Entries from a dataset

---+---

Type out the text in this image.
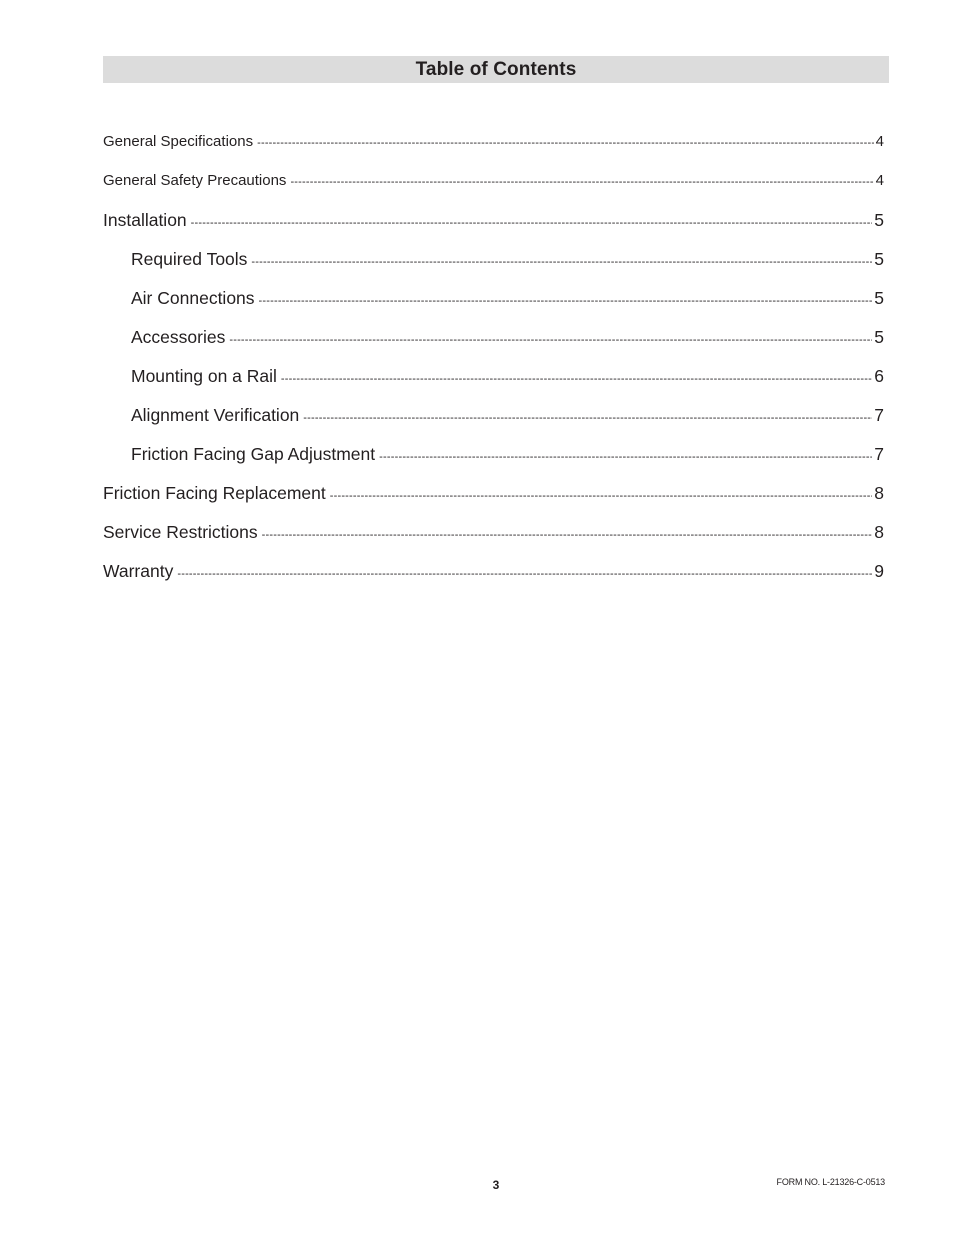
Table of Contents
General Specifications -----	4
General Safety Precautions -----	4
Installation -----	5
Required Tools -----	5
Air Connections -----	5
Accessories -----	5
Mounting on a Rail -----	6
Alignment Verification -----	7
Friction Facing Gap Adjustment -----	7
Friction Facing Replacement -----	8
Service Restrictions -----	8
Warranty -----	9
3	FORM NO. L-21326-C-0513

---+---

Copy out each line in the preceding records that contains "Facing".

▸ **Solution**:
Friction Facing Gap Adjustment -----	7
Friction Facing Replacement -----	8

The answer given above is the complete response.